### WHAT IS NEEDED
Restate the full set of records exactly, without adding or dropping a word.

### SOURCE MATERIAL
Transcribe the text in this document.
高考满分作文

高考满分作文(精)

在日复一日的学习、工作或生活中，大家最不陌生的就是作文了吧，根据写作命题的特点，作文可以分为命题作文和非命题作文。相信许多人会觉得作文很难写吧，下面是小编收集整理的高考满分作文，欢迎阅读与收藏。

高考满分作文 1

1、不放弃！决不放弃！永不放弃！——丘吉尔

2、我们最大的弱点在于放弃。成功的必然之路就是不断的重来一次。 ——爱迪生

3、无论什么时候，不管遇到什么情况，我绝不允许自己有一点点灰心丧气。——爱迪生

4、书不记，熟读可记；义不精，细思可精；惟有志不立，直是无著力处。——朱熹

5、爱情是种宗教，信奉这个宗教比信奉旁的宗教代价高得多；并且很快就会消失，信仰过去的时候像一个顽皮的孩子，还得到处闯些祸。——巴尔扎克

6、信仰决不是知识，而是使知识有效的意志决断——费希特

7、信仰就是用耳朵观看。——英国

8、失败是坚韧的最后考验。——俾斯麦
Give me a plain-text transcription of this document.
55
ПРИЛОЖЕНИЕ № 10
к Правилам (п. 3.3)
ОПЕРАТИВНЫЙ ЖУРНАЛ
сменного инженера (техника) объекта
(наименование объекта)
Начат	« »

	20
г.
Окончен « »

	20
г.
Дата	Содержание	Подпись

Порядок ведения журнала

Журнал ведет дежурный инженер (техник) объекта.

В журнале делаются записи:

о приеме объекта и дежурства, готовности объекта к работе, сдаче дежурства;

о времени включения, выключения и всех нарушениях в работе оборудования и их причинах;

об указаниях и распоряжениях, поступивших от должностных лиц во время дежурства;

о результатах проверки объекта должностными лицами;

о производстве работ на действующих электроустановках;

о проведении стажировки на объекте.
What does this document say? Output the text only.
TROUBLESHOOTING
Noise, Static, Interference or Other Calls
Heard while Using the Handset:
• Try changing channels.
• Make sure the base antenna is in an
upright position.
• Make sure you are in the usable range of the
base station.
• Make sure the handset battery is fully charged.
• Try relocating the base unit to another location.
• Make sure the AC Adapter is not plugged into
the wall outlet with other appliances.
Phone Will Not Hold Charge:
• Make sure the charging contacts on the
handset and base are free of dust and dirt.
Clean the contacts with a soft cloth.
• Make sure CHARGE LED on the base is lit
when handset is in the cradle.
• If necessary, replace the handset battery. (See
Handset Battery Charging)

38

### COMPLETED EXERCISE
Transcribe the text in this document.
高考满分作文

高考满分作文(精)

在日复一日的学习、工作或生活中，大家最不陌生的就是作文了吧，根据写作命题的特点，作文可以分为命题作文和非命题作文。相信许多人会觉得作文很难写吧，下面是小编收集整理的高考满分作文，欢迎阅读与收藏。

高考满分作文 1

1、不放弃！决不放弃！永不放弃！——丘吉尔

2、我们最大的弱点在于放弃。成功的必然之路就是不断的重来一次。 ——爱迪生

3、无论什么时候，不管遇到什么情况，我绝不允许自己有一点点灰心丧气。——爱迪生

4、书不记，熟读可记；义不精，细思可精；惟有志不立，直是无著力处。——朱熹

5、爱情是种宗教，信奉这个宗教比信奉旁的宗教代价高得多；并且很快就会消失，信仰过去的时候像一个顽皮的孩子，还得到处闯些祸。——巴尔扎克

6、信仰决不是知识，而是使知识有效的意志决断——费希特

7、信仰就是用耳朵观看。——英国

8、失败是坚韧的最后考验。——俾斯麦
Give me a plain-text transcription of this document.
55
ПРИЛОЖЕНИЕ № 10
к Правилам (п. 3.3)
ОПЕРАТИВНЫЙ ЖУРНАЛ
сменного инженера (техника) объекта
(наименование объекта)
Начат	« »

	20
г.
Окончен « »

	20
г.
Дата	Содержание	Подпись

Порядок ведения журнала

Журнал ведет дежурный инженер (техник) объекта.

В журнале делаются записи:

о приеме объекта и дежурства, готовности объекта к работе, сдаче дежурства;

о времени включения, выключения и всех нарушениях в работе оборудования и их причинах;

об указаниях и распоряжениях, поступивших от должностных лиц во время дежурства;

о результатах проверки объекта должностными лицами;

о производстве работ на действующих электроустановках;

о проведении стажировки на объекте.
What does this document say? Output the text only.
TROUBLESHOOTING
Noise, Static, Interference or Other Calls
Heard while Using the Handset:
• Try changing channels.
• Make sure the base antenna is in an
upright position.
• Make sure you are in the usable range of the
base station.
• Make sure the handset battery is fully charged.
• Try relocating the base unit to another location.
• Make sure the AC Adapter is not plugged into
the wall outlet with other appliances.
Phone Will Not Hold Charge:
• Make sure the charging contacts on the
handset and base are free of dust and dirt.
Clean the contacts with a soft cloth.
• Make sure CHARGE LED on the base is lit
when handset is in the cradle.
• If necessary, replace the handset battery. (See
Handset Battery Charging)

38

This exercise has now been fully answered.